> AIM OF THE TASK
What follows is a set of records, each of which is to be written out exactly.

> INPUT
------------------------------------------------------------
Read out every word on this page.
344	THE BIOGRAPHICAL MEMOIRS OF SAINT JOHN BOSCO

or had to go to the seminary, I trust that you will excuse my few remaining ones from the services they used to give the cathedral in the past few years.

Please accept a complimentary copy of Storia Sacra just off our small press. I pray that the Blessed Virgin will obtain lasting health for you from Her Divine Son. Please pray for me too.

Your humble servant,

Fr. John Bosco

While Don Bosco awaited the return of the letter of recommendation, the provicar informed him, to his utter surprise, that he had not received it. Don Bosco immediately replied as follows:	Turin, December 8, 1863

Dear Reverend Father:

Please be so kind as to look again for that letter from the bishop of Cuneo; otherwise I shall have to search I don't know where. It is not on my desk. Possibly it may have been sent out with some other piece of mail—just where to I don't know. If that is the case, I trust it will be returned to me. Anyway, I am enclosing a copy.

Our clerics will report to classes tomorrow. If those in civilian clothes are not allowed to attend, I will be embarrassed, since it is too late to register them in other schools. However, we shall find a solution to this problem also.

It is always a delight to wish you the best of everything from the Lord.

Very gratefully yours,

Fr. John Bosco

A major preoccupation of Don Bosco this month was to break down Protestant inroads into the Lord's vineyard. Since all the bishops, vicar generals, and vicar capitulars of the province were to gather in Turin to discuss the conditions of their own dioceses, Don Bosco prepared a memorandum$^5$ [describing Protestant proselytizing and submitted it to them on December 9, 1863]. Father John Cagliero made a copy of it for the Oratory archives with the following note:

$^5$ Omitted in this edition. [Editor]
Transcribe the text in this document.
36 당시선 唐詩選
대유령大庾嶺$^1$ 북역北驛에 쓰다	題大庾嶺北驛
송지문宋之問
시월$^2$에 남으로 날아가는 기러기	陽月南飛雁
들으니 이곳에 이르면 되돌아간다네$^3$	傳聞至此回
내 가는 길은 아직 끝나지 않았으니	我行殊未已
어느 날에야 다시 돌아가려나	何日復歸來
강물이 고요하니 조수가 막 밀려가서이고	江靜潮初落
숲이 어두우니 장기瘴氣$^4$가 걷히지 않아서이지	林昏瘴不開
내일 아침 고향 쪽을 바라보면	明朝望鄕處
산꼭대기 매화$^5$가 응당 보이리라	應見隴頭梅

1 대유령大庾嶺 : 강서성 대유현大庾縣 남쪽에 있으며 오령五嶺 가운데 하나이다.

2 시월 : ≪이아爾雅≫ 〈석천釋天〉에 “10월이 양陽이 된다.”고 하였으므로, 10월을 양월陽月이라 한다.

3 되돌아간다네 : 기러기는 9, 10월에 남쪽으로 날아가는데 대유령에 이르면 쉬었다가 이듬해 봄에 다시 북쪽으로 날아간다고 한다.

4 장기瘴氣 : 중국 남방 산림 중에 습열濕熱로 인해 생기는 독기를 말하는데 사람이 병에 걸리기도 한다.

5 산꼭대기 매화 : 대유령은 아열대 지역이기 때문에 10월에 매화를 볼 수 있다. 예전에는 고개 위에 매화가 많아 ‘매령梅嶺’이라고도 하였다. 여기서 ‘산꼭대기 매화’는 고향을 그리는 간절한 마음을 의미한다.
------------------------------------------------------------
> COMPLETE ANSWER
Read out every word on this page.
344	THE BIOGRAPHICAL MEMOIRS OF SAINT JOHN BOSCO

or had to go to the seminary, I trust that you will excuse my few remaining ones from the services they used to give the cathedral in the past few years.

Please accept a complimentary copy of Storia Sacra just off our small press. I pray that the Blessed Virgin will obtain lasting health for you from Her Divine Son. Please pray for me too.

Your humble servant,

Fr. John Bosco

While Don Bosco awaited the return of the letter of recommendation, the provicar informed him, to his utter surprise, that he had not received it. Don Bosco immediately replied as follows:	Turin, December 8, 1863

Dear Reverend Father:

Please be so kind as to look again for that letter from the bishop of Cuneo; otherwise I shall have to search I don't know where. It is not on my desk. Possibly it may have been sent out with some other piece of mail—just where to I don't know. If that is the case, I trust it will be returned to me. Anyway, I am enclosing a copy.

Our clerics will report to classes tomorrow. If those in civilian clothes are not allowed to attend, I will be embarrassed, since it is too late to register them in other schools. However, we shall find a solution to this problem also.

It is always a delight to wish you the best of everything from the Lord.

Very gratefully yours,

Fr. John Bosco

A major preoccupation of Don Bosco this month was to break down Protestant inroads into the Lord's vineyard. Since all the bishops, vicar generals, and vicar capitulars of the province were to gather in Turin to discuss the conditions of their own dioceses, Don Bosco prepared a memorandum$^5$ [describing Protestant proselytizing and submitted it to them on December 9, 1863]. Father John Cagliero made a copy of it for the Oratory archives with the following note:

$^5$ Omitted in this edition. [Editor]
Transcribe the text in this document.
36 당시선 唐詩選
대유령大庾嶺$^1$ 북역北驛에 쓰다	題大庾嶺北驛
송지문宋之問
시월$^2$에 남으로 날아가는 기러기	陽月南飛雁
들으니 이곳에 이르면 되돌아간다네$^3$	傳聞至此回
내 가는 길은 아직 끝나지 않았으니	我行殊未已
어느 날에야 다시 돌아가려나	何日復歸來
강물이 고요하니 조수가 막 밀려가서이고	江靜潮初落
숲이 어두우니 장기瘴氣$^4$가 걷히지 않아서이지	林昏瘴不開
내일 아침 고향 쪽을 바라보면	明朝望鄕處
산꼭대기 매화$^5$가 응당 보이리라	應見隴頭梅

1 대유령大庾嶺 : 강서성 대유현大庾縣 남쪽에 있으며 오령五嶺 가운데 하나이다.

2 시월 : ≪이아爾雅≫ 〈석천釋天〉에 “10월이 양陽이 된다.”고 하였으므로, 10월을 양월陽月이라 한다.

3 되돌아간다네 : 기러기는 9, 10월에 남쪽으로 날아가는데 대유령에 이르면 쉬었다가 이듬해 봄에 다시 북쪽으로 날아간다고 한다.

4 장기瘴氣 : 중국 남방 산림 중에 습열濕熱로 인해 생기는 독기를 말하는데 사람이 병에 걸리기도 한다.

5 산꼭대기 매화 : 대유령은 아열대 지역이기 때문에 10월에 매화를 볼 수 있다. 예전에는 고개 위에 매화가 많아 ‘매령梅嶺’이라고도 하였다. 여기서 ‘산꼭대기 매화’는 고향을 그리는 간절한 마음을 의미한다.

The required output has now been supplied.